─── Records shown

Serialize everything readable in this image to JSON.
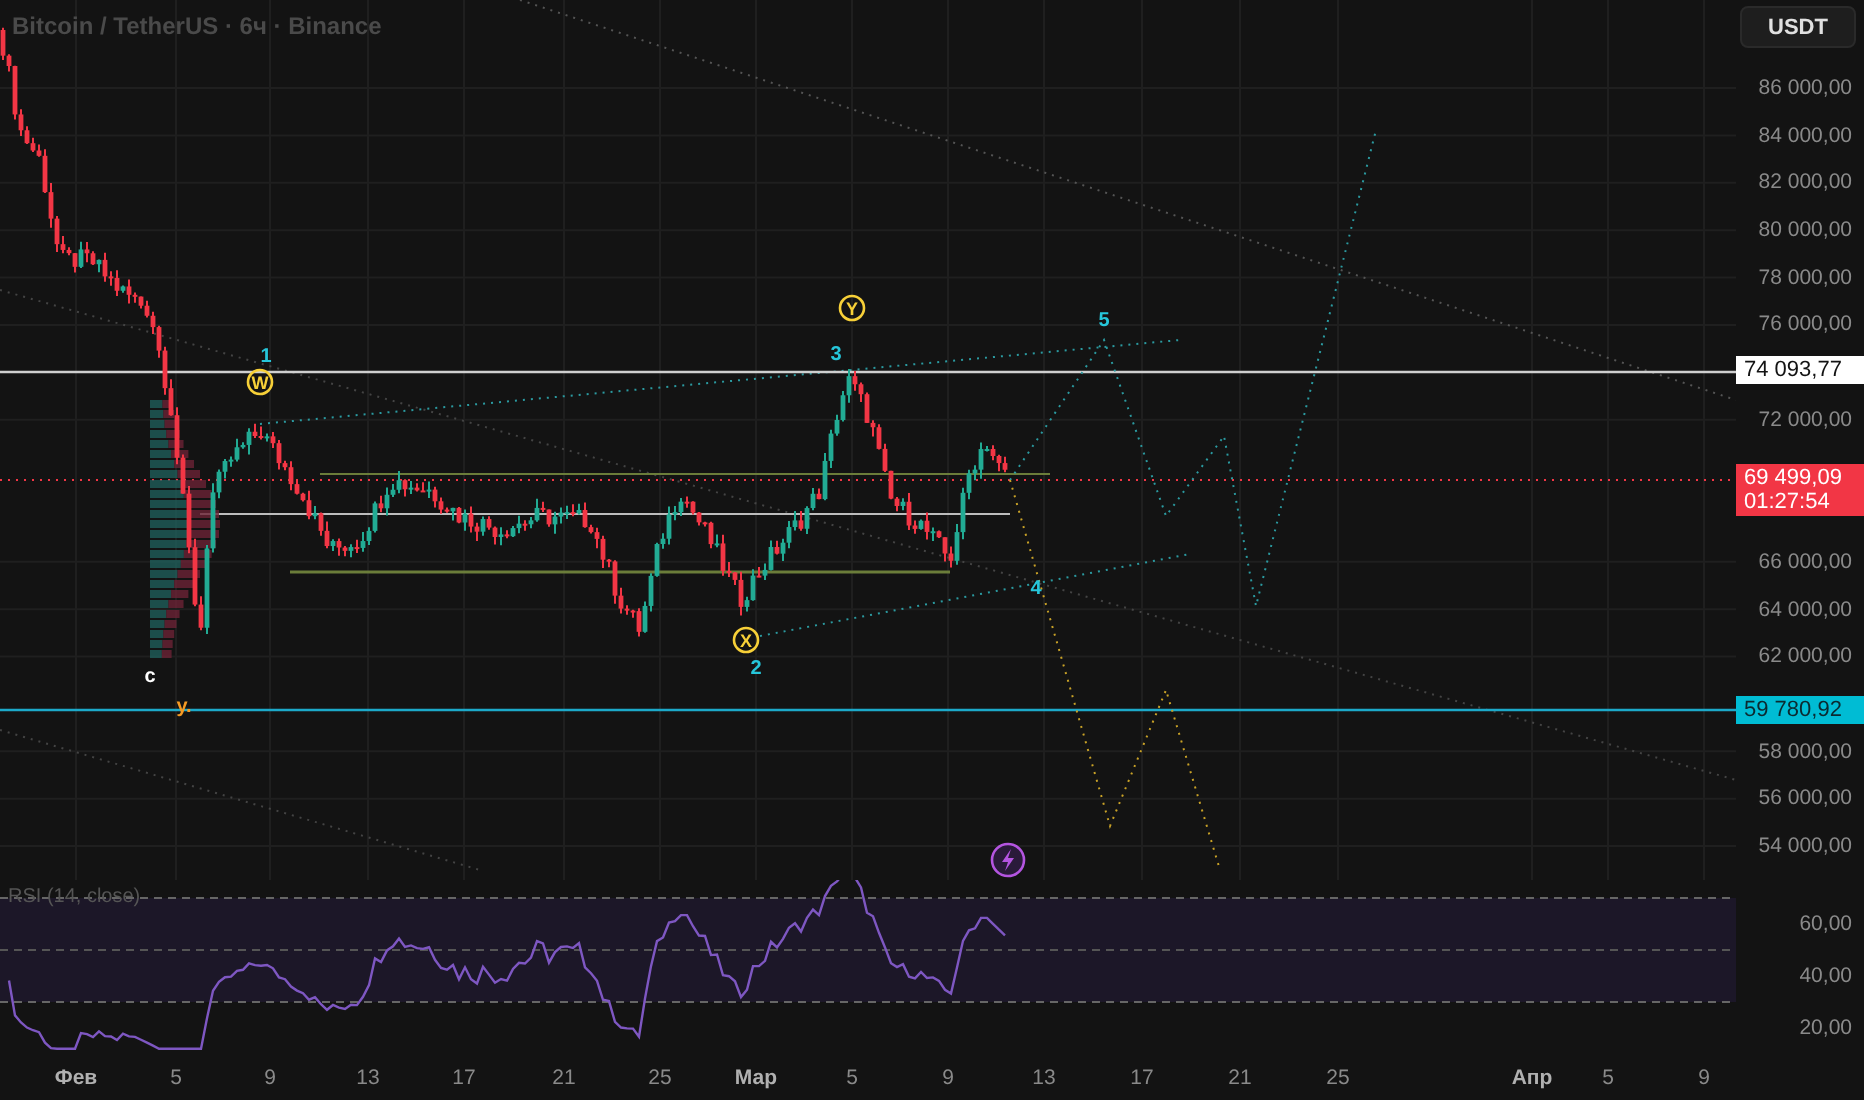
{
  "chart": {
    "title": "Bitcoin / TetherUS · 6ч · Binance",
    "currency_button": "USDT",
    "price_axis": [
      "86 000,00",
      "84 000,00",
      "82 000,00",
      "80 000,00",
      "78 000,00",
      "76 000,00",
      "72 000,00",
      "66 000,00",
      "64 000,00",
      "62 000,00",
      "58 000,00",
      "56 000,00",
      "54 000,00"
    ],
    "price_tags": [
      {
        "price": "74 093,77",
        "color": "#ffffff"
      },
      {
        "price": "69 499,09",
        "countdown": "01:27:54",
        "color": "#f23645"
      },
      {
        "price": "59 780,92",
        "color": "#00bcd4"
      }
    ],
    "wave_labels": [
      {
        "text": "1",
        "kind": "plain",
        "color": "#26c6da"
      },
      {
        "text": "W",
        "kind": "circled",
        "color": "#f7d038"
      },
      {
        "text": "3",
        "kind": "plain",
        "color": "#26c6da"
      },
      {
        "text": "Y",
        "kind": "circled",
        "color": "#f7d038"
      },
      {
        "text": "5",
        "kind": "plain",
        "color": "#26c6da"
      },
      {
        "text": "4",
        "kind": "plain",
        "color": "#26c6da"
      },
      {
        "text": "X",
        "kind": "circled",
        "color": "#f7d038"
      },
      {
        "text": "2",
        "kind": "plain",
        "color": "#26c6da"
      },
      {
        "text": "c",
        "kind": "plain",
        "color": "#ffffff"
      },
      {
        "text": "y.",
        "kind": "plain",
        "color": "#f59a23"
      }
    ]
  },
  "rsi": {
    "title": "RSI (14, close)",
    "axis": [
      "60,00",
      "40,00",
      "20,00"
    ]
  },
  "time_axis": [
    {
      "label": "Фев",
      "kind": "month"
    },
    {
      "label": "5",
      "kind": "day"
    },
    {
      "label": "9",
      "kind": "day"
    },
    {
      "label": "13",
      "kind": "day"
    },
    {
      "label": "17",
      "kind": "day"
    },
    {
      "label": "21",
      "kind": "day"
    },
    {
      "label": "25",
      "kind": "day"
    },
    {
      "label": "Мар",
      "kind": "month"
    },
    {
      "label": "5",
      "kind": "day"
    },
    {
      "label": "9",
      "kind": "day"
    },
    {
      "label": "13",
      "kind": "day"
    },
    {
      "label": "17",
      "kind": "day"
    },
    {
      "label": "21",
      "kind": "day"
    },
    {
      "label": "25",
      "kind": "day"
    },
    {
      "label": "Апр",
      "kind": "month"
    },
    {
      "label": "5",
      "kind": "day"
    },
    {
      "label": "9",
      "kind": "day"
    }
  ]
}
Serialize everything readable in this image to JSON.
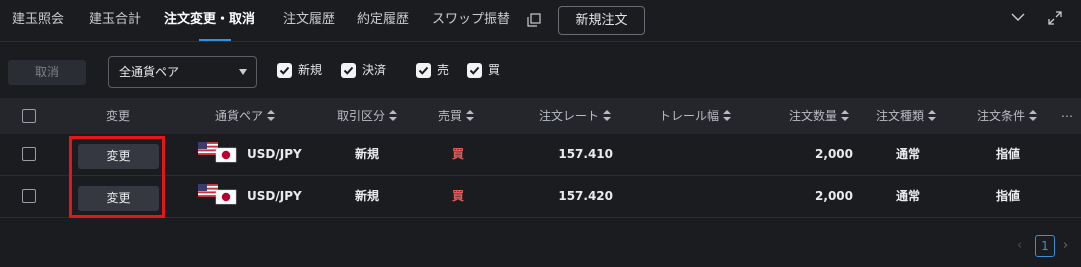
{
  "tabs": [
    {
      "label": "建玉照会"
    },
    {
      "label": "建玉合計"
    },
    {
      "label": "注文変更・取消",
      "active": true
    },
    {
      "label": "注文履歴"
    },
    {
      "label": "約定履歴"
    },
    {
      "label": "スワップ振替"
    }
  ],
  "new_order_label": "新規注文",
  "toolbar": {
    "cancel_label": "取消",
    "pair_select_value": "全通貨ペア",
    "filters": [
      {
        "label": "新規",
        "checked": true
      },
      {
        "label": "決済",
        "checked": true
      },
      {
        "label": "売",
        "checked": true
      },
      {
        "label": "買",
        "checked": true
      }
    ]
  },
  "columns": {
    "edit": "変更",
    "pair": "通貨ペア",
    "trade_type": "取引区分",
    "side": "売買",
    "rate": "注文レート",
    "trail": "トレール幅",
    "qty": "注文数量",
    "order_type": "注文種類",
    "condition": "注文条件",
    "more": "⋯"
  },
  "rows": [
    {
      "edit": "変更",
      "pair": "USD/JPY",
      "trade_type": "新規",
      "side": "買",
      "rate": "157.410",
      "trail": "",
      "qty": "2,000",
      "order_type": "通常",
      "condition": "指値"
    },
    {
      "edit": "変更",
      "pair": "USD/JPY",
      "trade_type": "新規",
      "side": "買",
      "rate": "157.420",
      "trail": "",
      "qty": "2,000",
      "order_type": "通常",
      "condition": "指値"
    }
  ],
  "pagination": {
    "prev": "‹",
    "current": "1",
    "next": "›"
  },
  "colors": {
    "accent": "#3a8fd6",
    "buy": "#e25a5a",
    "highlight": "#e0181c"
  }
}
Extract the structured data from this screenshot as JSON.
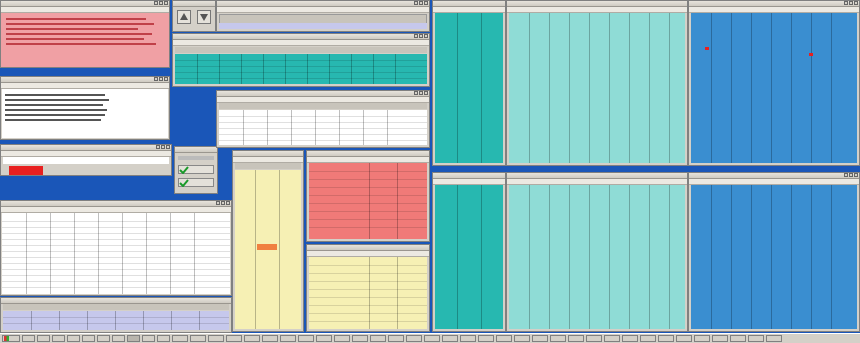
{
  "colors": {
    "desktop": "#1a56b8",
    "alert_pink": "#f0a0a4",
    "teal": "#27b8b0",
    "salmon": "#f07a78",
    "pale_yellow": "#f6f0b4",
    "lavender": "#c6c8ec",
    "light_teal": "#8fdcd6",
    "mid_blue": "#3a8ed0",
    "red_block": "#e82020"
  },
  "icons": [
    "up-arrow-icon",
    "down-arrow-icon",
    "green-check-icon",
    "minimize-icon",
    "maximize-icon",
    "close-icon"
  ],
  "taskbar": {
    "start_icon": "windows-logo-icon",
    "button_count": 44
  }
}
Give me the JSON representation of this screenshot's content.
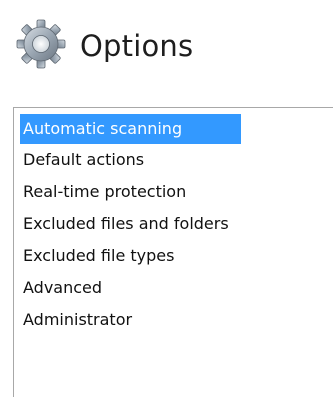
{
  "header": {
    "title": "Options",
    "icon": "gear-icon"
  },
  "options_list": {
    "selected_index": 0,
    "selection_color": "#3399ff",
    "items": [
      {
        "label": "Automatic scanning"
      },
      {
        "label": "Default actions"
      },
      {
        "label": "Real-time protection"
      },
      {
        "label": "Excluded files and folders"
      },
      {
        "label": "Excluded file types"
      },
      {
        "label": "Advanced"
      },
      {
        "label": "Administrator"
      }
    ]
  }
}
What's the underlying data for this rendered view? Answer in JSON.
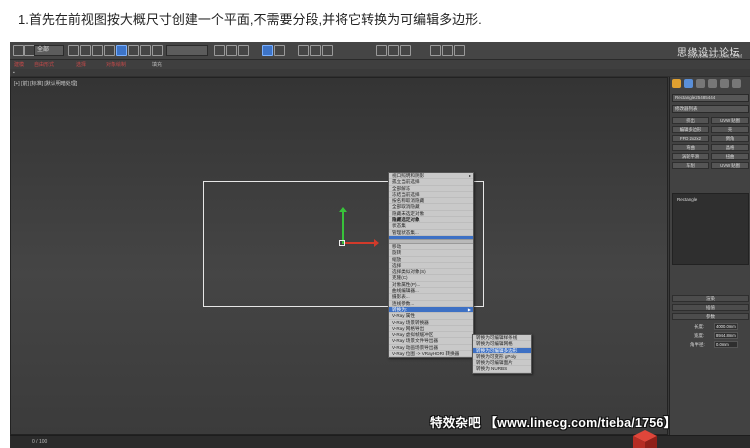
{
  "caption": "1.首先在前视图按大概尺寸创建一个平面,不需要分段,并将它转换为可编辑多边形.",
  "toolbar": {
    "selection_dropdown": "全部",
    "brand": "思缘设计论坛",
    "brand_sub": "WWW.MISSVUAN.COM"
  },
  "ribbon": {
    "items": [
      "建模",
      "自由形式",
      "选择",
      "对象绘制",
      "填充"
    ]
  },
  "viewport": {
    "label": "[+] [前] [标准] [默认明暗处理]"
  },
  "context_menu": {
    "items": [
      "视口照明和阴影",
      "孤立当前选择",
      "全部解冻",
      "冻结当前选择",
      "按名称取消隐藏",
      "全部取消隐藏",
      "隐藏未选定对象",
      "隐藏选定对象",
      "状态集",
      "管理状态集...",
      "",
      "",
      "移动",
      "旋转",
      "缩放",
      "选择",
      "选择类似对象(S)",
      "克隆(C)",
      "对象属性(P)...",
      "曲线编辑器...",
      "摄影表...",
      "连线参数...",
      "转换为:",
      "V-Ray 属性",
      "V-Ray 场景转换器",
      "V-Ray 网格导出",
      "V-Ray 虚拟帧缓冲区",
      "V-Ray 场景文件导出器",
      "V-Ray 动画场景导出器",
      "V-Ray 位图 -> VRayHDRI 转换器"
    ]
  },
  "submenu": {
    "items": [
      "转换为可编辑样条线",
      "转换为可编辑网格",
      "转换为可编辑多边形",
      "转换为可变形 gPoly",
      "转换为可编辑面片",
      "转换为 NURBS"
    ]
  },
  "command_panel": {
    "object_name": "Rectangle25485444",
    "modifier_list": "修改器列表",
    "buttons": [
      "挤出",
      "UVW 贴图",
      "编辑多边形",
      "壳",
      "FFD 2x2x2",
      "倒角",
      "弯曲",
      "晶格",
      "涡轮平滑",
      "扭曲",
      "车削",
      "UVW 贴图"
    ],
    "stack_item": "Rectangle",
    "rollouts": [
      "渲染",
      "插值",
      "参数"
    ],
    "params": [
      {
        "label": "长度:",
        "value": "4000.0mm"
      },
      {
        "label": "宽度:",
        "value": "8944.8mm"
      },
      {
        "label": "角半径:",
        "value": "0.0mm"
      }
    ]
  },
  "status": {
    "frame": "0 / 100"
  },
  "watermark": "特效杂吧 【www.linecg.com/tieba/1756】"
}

──────

**Do this**
Restate every record exactly, please; do not copy the pictures.

**Output**
Serialize everything readable in this image to JSON.
{
  "chart": {
    "title": "Bitcoin / TetherUS · 6ч · Binance",
    "currency_button": "USDT",
    "price_axis": [
      "86 000,00",
      "84 000,00",
      "82 000,00",
      "80 000,00",
      "78 000,00",
      "76 000,00",
      "72 000,00",
      "66 000,00",
      "64 000,00",
      "62 000,00",
      "58 000,00",
      "56 000,00",
      "54 000,00"
    ],
    "price_tags": [
      {
        "price": "74 093,77",
        "color": "#ffffff"
      },
      {
        "price": "69 499,09",
        "countdown": "01:27:54",
        "color": "#f23645"
      },
      {
        "price": "59 780,92",
        "color": "#00bcd4"
      }
    ],
    "wave_labels": [
      {
        "text": "1",
        "kind": "plain",
        "color": "#26c6da"
      },
      {
        "text": "W",
        "kind": "circled",
        "color": "#f7d038"
      },
      {
        "text": "3",
        "kind": "plain",
        "color": "#26c6da"
      },
      {
        "text": "Y",
        "kind": "circled",
        "color": "#f7d038"
      },
      {
        "text": "5",
        "kind": "plain",
        "color": "#26c6da"
      },
      {
        "text": "4",
        "kind": "plain",
        "color": "#26c6da"
      },
      {
        "text": "X",
        "kind": "circled",
        "color": "#f7d038"
      },
      {
        "text": "2",
        "kind": "plain",
        "color": "#26c6da"
      },
      {
        "text": "c",
        "kind": "plain",
        "color": "#ffffff"
      },
      {
        "text": "y.",
        "kind": "plain",
        "color": "#f59a23"
      }
    ]
  },
  "rsi": {
    "title": "RSI (14, close)",
    "axis": [
      "60,00",
      "40,00",
      "20,00"
    ]
  },
  "time_axis": [
    {
      "label": "Фев",
      "kind": "month"
    },
    {
      "label": "5",
      "kind": "day"
    },
    {
      "label": "9",
      "kind": "day"
    },
    {
      "label": "13",
      "kind": "day"
    },
    {
      "label": "17",
      "kind": "day"
    },
    {
      "label": "21",
      "kind": "day"
    },
    {
      "label": "25",
      "kind": "day"
    },
    {
      "label": "Мар",
      "kind": "month"
    },
    {
      "label": "5",
      "kind": "day"
    },
    {
      "label": "9",
      "kind": "day"
    },
    {
      "label": "13",
      "kind": "day"
    },
    {
      "label": "17",
      "kind": "day"
    },
    {
      "label": "21",
      "kind": "day"
    },
    {
      "label": "25",
      "kind": "day"
    },
    {
      "label": "Апр",
      "kind": "month"
    },
    {
      "label": "5",
      "kind": "day"
    },
    {
      "label": "9",
      "kind": "day"
    }
  ]
}
Serialize everything readable in this image to JSON.
{
  "tabs": [
    {
      "label": "建玉照会"
    },
    {
      "label": "建玉合計"
    },
    {
      "label": "注文変更・取消",
      "active": true
    },
    {
      "label": "注文履歴"
    },
    {
      "label": "約定履歴"
    },
    {
      "label": "スワップ振替"
    }
  ],
  "new_order_label": "新規注文",
  "toolbar": {
    "cancel_label": "取消",
    "pair_select_value": "全通貨ペア",
    "filters": [
      {
        "label": "新規",
        "checked": true
      },
      {
        "label": "決済",
        "checked": true
      },
      {
        "label": "売",
        "checked": true
      },
      {
        "label": "買",
        "checked": true
      }
    ]
  },
  "columns": {
    "edit": "変更",
    "pair": "通貨ペア",
    "trade_type": "取引区分",
    "side": "売買",
    "rate": "注文レート",
    "trail": "トレール幅",
    "qty": "注文数量",
    "order_type": "注文種類",
    "condition": "注文条件",
    "more": "⋯"
  },
  "rows": [
    {
      "edit": "変更",
      "pair": "USD/JPY",
      "trade_type": "新規",
      "side": "買",
      "rate": "157.410",
      "trail": "",
      "qty": "2,000",
      "order_type": "通常",
      "condition": "指値"
    },
    {
      "edit": "変更",
      "pair": "USD/JPY",
      "trade_type": "新規",
      "side": "買",
      "rate": "157.420",
      "trail": "",
      "qty": "2,000",
      "order_type": "通常",
      "condition": "指値"
    }
  ],
  "pagination": {
    "prev": "‹",
    "current": "1",
    "next": "›"
  },
  "colors": {
    "accent": "#3a8fd6",
    "buy": "#e25a5a",
    "highlight": "#e0181c"
  }
}
Extract the structured data from this screenshot as JSON.
{
  "colors": {
    "desktop": "#1a56b8",
    "alert_pink": "#f0a0a4",
    "teal": "#27b8b0",
    "salmon": "#f07a78",
    "pale_yellow": "#f6f0b4",
    "lavender": "#c6c8ec",
    "light_teal": "#8fdcd6",
    "mid_blue": "#3a8ed0",
    "red_block": "#e82020"
  },
  "icons": [
    "up-arrow-icon",
    "down-arrow-icon",
    "green-check-icon",
    "minimize-icon",
    "maximize-icon",
    "close-icon"
  ],
  "taskbar": {
    "start_icon": "windows-logo-icon",
    "button_count": 44
  }
}
Give me the JSON representation of this screenshot's content.
{
  "header": {
    "title": "Options",
    "icon": "gear-icon"
  },
  "options_list": {
    "selected_index": 0,
    "selection_color": "#3399ff",
    "items": [
      {
        "label": "Automatic scanning"
      },
      {
        "label": "Default actions"
      },
      {
        "label": "Real-time protection"
      },
      {
        "label": "Excluded files and folders"
      },
      {
        "label": "Excluded file types"
      },
      {
        "label": "Advanced"
      },
      {
        "label": "Administrator"
      }
    ]
  }
}
What's the underlying data for this rendered view? Answer in JSON.
{
  "caption": "1.首先在前视图按大概尺寸创建一个平面,不需要分段,并将它转换为可编辑多边形.",
  "toolbar": {
    "selection_dropdown": "全部",
    "brand": "思缘设计论坛",
    "brand_sub": "WWW.MISSVUAN.COM"
  },
  "ribbon": {
    "items": [
      "建模",
      "自由形式",
      "选择",
      "对象绘制",
      "填充"
    ]
  },
  "viewport": {
    "label": "[+] [前] [标准] [默认明暗处理]"
  },
  "context_menu": {
    "items": [
      "视口照明和阴影",
      "孤立当前选择",
      "全部解冻",
      "冻结当前选择",
      "按名称取消隐藏",
      "全部取消隐藏",
      "隐藏未选定对象",
      "隐藏选定对象",
      "状态集",
      "管理状态集...",
      "",
      "",
      "移动",
      "旋转",
      "缩放",
      "选择",
      "选择类似对象(S)",
      "克隆(C)",
      "对象属性(P)...",
      "曲线编辑器...",
      "摄影表...",
      "连线参数...",
      "转换为:",
      "V-Ray 属性",
      "V-Ray 场景转换器",
      "V-Ray 网格导出",
      "V-Ray 虚拟帧缓冲区",
      "V-Ray 场景文件导出器",
      "V-Ray 动画场景导出器",
      "V-Ray 位图 -> VRayHDRI 转换器"
    ]
  },
  "submenu": {
    "items": [
      "转换为可编辑样条线",
      "转换为可编辑网格",
      "转换为可编辑多边形",
      "转换为可变形 gPoly",
      "转换为可编辑面片",
      "转换为 NURBS"
    ]
  },
  "command_panel": {
    "object_name": "Rectangle25485444",
    "modifier_list": "修改器列表",
    "buttons": [
      "挤出",
      "UVW 贴图",
      "编辑多边形",
      "壳",
      "FFD 2x2x2",
      "倒角",
      "弯曲",
      "晶格",
      "涡轮平滑",
      "扭曲",
      "车削",
      "UVW 贴图"
    ],
    "stack_item": "Rectangle",
    "rollouts": [
      "渲染",
      "插值",
      "参数"
    ],
    "params": [
      {
        "label": "长度:",
        "value": "4000.0mm"
      },
      {
        "label": "宽度:",
        "value": "8944.8mm"
      },
      {
        "label": "角半径:",
        "value": "0.0mm"
      }
    ]
  },
  "status": {
    "frame": "0 / 100"
  },
  "watermark": "特效杂吧 【www.linecg.com/tieba/1756】"
}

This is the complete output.